§ Stated problem
Give only the number of lines below that contain the word "effe".
**** Available records
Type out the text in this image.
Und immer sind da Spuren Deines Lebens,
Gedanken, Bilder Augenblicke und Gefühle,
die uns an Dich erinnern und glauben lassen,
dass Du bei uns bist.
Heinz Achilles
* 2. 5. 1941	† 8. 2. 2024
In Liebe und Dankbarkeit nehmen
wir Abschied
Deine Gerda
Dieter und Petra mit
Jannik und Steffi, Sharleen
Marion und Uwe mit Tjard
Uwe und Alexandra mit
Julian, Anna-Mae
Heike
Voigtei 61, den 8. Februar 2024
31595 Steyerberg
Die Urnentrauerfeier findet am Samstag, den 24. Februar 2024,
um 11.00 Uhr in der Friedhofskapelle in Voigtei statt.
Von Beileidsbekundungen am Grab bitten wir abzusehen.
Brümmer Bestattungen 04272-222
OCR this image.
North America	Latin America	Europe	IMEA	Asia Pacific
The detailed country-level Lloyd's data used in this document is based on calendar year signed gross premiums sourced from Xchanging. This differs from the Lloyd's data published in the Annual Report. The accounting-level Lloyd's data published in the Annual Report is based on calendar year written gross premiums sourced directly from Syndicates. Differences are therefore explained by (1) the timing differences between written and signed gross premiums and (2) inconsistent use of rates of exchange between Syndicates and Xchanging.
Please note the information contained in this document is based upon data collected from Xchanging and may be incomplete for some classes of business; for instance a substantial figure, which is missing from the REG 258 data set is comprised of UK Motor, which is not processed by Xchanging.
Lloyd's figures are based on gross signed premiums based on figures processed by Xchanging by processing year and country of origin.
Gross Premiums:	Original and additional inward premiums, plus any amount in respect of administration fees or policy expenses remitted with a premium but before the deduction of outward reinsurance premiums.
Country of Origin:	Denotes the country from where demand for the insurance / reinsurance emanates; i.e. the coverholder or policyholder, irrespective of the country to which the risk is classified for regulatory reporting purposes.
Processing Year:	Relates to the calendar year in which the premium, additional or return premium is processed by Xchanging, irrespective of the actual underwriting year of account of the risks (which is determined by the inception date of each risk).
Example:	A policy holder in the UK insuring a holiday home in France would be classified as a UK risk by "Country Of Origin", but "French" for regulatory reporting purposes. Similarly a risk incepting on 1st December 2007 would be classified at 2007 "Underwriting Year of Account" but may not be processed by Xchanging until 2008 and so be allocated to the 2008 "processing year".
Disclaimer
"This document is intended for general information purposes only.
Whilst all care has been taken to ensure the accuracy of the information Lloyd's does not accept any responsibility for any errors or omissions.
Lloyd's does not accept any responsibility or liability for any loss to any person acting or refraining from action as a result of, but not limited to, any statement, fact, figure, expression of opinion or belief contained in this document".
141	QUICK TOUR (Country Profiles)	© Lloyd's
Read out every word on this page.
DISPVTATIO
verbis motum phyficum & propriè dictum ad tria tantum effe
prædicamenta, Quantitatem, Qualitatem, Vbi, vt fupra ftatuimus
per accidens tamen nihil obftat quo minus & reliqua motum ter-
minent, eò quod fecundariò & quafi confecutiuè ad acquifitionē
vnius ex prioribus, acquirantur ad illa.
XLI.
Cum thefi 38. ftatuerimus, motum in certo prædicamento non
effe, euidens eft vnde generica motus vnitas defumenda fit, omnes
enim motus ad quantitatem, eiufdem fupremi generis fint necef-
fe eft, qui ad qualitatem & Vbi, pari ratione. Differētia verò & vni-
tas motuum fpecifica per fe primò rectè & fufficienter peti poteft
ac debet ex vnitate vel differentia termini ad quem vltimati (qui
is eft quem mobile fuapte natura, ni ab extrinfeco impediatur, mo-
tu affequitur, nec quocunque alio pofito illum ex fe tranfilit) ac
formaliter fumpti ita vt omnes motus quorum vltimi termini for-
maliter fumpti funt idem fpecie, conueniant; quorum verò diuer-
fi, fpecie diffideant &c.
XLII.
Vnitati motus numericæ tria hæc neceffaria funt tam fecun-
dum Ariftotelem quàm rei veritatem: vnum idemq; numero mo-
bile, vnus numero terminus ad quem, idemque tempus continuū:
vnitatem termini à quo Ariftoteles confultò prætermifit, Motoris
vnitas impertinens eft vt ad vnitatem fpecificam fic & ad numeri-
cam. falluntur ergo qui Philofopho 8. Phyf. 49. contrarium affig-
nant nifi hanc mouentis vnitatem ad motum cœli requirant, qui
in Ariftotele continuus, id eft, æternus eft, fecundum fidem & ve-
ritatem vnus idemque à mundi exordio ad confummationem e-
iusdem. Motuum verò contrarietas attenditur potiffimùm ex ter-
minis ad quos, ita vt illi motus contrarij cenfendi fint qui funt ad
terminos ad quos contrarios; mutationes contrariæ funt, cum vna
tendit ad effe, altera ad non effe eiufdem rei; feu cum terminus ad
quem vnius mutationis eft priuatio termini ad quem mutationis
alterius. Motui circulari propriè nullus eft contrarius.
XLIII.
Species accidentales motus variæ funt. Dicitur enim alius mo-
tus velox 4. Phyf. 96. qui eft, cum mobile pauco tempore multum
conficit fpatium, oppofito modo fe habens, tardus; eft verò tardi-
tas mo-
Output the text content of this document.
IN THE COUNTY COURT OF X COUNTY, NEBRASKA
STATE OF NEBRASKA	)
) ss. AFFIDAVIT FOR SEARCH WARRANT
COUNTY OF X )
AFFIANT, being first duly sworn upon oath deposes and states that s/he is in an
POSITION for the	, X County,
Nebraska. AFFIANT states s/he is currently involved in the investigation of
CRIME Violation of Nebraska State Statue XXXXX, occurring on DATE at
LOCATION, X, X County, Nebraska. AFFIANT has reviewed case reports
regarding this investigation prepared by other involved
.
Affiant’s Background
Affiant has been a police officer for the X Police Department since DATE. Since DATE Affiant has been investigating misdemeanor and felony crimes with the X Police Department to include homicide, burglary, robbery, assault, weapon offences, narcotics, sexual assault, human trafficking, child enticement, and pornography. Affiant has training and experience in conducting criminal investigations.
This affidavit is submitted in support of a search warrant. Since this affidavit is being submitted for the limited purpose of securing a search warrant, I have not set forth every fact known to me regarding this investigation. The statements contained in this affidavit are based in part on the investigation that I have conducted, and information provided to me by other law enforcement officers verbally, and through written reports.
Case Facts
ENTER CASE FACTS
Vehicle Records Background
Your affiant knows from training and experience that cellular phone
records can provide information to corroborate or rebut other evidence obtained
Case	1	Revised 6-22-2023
********
§ Task answer
3